— begin Given entries —

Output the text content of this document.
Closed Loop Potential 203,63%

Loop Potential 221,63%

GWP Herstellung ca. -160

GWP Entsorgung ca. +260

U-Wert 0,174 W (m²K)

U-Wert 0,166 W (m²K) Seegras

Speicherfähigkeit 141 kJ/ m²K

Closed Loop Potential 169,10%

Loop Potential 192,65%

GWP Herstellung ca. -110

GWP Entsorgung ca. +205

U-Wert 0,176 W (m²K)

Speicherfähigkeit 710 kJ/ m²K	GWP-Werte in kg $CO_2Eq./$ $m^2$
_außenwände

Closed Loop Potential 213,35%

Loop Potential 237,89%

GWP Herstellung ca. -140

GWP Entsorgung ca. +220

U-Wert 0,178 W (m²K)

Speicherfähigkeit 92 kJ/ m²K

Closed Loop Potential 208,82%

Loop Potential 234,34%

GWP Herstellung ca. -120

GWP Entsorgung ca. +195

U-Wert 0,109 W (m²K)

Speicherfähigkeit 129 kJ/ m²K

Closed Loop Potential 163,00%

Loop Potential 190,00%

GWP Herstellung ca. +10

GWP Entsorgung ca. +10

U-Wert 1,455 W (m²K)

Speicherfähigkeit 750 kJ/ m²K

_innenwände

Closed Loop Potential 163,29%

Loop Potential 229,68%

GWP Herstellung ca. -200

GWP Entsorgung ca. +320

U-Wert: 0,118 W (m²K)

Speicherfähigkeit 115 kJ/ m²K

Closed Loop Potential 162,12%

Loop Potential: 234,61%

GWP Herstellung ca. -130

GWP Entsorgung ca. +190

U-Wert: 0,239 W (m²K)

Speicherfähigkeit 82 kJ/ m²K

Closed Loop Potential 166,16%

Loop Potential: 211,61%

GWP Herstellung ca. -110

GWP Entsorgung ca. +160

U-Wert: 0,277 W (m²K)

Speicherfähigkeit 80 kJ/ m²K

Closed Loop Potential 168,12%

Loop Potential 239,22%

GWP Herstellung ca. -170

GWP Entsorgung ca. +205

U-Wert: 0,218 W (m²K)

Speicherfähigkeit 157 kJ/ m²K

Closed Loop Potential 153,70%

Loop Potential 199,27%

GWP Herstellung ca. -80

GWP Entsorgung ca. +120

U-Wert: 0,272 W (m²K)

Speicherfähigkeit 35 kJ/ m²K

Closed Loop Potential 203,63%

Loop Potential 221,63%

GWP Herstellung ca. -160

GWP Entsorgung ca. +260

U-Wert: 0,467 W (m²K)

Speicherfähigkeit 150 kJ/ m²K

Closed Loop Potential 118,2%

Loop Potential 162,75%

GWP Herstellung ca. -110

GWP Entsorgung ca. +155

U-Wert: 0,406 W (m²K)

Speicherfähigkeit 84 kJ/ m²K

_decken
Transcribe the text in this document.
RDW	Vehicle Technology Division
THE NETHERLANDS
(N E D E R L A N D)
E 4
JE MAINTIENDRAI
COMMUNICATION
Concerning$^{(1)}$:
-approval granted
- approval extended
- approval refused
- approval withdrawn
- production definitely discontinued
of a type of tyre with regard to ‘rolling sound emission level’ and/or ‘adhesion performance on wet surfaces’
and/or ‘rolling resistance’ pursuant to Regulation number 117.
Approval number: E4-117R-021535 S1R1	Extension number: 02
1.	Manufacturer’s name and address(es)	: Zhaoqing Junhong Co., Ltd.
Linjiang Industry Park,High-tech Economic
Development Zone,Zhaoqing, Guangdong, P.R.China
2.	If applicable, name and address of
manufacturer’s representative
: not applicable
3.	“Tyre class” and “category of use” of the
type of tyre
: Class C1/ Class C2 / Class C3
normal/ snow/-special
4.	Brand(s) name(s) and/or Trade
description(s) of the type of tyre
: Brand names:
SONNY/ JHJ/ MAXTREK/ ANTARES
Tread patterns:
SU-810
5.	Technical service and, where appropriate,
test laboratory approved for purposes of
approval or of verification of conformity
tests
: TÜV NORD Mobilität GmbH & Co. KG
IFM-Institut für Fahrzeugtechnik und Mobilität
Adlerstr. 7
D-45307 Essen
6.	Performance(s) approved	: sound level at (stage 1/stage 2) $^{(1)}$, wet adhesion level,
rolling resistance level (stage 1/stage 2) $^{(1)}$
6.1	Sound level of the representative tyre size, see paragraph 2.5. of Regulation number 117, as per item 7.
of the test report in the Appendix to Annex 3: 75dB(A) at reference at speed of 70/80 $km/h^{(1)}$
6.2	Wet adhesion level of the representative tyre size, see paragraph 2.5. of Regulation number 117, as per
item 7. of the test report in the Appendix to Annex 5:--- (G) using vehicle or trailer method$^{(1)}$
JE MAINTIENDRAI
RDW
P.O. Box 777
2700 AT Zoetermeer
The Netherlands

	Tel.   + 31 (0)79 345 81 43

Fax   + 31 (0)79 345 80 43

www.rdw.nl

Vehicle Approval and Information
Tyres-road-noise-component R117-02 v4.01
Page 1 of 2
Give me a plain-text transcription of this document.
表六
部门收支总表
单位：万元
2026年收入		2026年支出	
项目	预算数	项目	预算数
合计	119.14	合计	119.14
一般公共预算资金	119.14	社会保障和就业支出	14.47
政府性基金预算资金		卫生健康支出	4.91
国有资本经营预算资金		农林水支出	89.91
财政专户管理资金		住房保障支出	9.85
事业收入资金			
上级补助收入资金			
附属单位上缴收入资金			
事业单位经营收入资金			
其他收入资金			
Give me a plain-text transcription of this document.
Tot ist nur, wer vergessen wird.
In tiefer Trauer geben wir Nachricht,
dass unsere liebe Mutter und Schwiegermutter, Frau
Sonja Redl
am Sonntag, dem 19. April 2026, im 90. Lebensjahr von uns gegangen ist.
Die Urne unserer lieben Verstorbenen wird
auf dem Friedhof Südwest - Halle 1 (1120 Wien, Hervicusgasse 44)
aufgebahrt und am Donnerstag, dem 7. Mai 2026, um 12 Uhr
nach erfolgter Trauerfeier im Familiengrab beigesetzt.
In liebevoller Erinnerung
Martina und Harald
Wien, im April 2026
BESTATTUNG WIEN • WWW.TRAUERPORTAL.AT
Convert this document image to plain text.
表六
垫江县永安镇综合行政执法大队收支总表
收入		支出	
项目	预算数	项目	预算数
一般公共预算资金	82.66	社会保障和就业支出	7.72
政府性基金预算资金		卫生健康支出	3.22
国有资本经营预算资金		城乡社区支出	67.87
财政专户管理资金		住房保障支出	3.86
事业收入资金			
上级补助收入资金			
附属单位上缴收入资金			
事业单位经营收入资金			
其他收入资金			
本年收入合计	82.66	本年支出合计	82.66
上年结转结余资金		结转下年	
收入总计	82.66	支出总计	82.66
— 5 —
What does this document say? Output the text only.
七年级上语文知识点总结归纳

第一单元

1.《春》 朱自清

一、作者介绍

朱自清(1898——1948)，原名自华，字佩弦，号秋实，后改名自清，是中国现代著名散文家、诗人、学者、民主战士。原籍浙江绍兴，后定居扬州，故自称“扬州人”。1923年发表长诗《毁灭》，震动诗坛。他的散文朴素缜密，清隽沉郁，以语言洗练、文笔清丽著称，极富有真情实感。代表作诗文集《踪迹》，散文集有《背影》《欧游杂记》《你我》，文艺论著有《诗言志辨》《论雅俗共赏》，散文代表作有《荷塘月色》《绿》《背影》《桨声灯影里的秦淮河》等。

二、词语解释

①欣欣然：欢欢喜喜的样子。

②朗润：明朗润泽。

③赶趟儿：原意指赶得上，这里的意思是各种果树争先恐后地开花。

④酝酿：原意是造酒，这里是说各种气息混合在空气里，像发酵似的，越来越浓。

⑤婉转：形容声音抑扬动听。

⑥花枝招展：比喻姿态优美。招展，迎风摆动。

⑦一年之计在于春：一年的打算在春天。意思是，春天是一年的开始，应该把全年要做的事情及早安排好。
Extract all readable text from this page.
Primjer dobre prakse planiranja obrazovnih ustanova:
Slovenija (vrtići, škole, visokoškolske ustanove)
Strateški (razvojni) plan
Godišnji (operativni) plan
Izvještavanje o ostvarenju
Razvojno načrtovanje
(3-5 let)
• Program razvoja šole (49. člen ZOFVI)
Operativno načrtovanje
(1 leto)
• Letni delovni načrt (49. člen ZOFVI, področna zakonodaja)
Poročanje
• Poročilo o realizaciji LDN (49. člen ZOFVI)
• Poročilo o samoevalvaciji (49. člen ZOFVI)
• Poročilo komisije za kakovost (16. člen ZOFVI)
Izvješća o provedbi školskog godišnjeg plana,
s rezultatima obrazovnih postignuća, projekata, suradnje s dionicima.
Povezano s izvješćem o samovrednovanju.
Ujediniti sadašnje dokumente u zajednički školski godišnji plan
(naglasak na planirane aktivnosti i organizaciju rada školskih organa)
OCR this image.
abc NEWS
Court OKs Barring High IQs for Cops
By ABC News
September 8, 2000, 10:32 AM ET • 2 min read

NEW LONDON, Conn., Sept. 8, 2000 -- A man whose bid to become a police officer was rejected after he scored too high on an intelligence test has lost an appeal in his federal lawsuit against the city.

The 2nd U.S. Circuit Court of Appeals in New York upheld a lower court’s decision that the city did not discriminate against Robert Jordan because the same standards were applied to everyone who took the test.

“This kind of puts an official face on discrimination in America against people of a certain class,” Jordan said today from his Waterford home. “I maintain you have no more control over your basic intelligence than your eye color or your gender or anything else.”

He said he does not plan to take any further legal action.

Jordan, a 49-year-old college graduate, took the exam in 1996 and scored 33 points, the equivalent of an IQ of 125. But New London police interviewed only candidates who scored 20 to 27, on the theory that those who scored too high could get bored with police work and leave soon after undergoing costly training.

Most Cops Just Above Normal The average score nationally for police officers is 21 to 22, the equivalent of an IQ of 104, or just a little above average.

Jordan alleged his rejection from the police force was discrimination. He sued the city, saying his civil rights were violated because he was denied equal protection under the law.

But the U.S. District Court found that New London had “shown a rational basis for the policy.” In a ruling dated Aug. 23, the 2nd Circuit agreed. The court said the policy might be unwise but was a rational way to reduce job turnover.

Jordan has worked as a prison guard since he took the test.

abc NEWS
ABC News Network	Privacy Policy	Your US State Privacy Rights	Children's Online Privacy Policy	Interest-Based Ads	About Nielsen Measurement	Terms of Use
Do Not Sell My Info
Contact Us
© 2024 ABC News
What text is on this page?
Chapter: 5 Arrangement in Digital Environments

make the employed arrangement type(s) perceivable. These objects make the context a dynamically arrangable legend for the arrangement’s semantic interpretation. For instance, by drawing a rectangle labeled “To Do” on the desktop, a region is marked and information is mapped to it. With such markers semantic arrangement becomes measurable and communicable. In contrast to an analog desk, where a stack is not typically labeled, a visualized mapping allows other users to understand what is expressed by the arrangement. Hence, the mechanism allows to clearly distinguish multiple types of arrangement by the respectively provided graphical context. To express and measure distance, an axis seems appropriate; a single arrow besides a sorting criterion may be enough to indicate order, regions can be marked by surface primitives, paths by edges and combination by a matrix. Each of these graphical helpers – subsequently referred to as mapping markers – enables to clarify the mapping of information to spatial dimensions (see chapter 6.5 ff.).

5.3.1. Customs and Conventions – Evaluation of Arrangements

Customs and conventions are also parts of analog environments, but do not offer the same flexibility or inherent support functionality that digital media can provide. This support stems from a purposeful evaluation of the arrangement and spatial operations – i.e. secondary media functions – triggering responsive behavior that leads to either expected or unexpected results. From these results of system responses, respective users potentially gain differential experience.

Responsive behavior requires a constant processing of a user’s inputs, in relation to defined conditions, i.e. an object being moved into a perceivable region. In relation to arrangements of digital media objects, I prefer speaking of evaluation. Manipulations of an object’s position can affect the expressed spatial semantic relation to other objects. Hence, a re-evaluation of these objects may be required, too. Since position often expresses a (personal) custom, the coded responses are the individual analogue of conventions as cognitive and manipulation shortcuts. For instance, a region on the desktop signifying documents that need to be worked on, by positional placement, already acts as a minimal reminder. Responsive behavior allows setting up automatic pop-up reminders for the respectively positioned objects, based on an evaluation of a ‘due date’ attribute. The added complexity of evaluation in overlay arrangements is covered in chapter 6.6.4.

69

— end Given entries —

:: Objective ::
List all lines above in which the string "stage" appears.

:: Problem solution ::
6.	Performance(s) approved	: sound level at (stage 1/stage 2) $^{(1)}$, wet adhesion level,
rolling resistance level (stage 1/stage 2) $^{(1)}$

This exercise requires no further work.